[PROBLEM] Count every line that has the word "this". Give the number, without anything more.

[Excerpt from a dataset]
START

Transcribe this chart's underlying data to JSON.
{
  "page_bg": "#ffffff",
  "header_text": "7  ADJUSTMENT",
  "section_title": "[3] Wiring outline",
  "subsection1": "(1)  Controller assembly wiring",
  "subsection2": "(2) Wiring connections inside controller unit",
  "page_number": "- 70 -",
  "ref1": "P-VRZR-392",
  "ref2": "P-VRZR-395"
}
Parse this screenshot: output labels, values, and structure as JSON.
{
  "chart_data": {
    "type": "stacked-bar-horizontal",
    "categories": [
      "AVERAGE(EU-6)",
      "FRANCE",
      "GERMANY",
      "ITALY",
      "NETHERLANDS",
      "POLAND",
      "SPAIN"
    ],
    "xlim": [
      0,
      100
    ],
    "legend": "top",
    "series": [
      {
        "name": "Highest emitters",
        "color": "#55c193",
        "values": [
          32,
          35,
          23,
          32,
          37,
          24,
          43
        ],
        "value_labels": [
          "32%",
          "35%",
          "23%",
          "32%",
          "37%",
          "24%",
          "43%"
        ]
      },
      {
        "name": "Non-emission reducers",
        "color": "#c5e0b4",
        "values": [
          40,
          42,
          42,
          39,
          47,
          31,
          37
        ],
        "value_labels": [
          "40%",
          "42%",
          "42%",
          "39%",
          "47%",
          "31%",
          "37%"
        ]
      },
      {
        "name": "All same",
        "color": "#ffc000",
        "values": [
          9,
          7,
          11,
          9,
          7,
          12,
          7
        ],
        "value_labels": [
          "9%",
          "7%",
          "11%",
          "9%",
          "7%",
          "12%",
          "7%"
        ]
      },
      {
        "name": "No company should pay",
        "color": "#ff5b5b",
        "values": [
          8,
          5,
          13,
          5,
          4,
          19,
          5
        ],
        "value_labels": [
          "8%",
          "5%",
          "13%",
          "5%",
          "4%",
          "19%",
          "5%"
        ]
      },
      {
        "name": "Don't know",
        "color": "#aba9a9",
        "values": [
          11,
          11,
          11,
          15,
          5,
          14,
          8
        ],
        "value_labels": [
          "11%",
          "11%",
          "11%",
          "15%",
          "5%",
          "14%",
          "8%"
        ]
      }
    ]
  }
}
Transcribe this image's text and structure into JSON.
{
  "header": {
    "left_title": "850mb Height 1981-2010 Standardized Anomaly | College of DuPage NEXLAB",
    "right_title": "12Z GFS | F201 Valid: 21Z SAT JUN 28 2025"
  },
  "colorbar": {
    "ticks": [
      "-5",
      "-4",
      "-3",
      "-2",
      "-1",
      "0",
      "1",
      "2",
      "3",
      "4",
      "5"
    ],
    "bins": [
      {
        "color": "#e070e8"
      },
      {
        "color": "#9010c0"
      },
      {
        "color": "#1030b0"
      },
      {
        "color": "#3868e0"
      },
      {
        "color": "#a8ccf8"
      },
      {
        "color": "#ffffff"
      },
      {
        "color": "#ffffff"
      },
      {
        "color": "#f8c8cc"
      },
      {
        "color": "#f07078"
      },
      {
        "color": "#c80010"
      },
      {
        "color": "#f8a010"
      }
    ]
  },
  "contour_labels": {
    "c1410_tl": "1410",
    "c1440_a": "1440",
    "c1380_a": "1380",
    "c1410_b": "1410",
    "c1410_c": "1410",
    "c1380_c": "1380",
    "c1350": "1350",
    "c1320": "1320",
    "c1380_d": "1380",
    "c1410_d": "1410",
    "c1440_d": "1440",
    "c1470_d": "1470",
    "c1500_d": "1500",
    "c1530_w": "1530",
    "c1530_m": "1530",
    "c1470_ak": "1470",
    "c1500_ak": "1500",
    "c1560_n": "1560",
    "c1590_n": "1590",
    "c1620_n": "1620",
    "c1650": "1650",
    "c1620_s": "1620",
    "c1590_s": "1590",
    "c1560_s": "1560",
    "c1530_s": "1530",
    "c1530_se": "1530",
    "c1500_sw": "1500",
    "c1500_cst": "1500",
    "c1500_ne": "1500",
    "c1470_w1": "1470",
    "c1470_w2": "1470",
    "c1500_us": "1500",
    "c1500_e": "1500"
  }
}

END

[REPLY] 3